*Data shown*.
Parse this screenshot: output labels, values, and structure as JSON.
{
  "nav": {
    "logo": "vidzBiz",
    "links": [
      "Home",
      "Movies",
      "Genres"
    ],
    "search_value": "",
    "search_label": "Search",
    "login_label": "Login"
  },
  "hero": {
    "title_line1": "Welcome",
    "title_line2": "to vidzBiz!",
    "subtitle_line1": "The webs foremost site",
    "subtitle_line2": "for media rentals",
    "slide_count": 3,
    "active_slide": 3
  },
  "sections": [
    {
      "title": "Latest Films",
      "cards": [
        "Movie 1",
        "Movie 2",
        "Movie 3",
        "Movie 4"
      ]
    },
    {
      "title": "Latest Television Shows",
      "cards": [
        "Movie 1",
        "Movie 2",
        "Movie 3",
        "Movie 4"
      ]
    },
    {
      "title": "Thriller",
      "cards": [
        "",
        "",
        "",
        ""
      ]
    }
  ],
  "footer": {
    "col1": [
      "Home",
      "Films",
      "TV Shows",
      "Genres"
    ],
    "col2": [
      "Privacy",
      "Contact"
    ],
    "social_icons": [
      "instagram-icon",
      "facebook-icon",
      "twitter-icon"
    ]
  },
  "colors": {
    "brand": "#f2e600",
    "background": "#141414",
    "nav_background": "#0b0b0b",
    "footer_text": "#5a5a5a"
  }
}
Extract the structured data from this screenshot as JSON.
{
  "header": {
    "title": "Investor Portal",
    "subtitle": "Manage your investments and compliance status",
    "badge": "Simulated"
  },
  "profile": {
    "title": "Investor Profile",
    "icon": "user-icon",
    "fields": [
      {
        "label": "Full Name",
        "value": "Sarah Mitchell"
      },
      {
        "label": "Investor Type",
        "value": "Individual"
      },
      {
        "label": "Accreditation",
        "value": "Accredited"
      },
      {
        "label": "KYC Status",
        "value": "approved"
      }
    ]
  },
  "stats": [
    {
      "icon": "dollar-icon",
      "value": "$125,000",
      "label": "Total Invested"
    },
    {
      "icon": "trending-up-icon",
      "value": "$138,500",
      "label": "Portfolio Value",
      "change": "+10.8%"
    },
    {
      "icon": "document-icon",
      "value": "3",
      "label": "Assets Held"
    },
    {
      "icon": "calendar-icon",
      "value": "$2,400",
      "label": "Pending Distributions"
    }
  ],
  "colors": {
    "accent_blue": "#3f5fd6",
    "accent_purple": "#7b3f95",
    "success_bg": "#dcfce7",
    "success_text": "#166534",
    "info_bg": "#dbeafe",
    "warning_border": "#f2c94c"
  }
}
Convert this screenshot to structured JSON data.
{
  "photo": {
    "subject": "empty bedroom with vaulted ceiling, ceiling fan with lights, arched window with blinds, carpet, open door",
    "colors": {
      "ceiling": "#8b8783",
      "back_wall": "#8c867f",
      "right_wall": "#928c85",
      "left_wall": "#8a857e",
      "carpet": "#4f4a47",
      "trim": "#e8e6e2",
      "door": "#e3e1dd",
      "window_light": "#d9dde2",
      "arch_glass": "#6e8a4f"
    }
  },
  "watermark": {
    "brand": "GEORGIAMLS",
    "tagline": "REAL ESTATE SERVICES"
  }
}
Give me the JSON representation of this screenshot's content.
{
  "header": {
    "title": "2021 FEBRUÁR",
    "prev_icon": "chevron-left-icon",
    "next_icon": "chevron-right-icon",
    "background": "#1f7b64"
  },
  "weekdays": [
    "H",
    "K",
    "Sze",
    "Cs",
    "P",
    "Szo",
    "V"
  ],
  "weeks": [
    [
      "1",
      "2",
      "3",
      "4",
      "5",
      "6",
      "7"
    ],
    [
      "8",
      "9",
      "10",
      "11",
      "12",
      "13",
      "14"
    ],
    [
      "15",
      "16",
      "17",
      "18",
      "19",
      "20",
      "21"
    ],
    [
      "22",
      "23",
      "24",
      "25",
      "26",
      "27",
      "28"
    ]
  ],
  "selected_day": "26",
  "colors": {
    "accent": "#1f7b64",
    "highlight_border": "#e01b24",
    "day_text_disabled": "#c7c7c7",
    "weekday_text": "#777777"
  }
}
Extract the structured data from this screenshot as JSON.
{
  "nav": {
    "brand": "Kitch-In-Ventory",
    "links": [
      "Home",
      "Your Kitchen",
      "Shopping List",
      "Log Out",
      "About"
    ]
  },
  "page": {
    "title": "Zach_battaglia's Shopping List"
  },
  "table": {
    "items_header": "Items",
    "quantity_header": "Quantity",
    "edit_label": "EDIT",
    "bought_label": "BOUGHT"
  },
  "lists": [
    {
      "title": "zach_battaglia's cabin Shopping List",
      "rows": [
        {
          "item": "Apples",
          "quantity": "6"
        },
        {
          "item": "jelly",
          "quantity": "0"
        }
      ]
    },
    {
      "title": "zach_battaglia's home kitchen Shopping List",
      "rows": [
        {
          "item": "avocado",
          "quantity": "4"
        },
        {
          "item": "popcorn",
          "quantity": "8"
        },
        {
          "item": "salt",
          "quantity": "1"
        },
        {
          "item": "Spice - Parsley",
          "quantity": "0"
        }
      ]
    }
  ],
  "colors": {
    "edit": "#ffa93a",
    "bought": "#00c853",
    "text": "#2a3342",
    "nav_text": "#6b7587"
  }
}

*Stated problem*. Pull every line containing the word "Shopping" out of the entries above.

*Answer in full*.
      "Shopping List",
    "title": "Zach_battaglia's Shopping List"
      "title": "zach_battaglia's cabin Shopping List",
      "title": "zach_battaglia's home kitchen Shopping List",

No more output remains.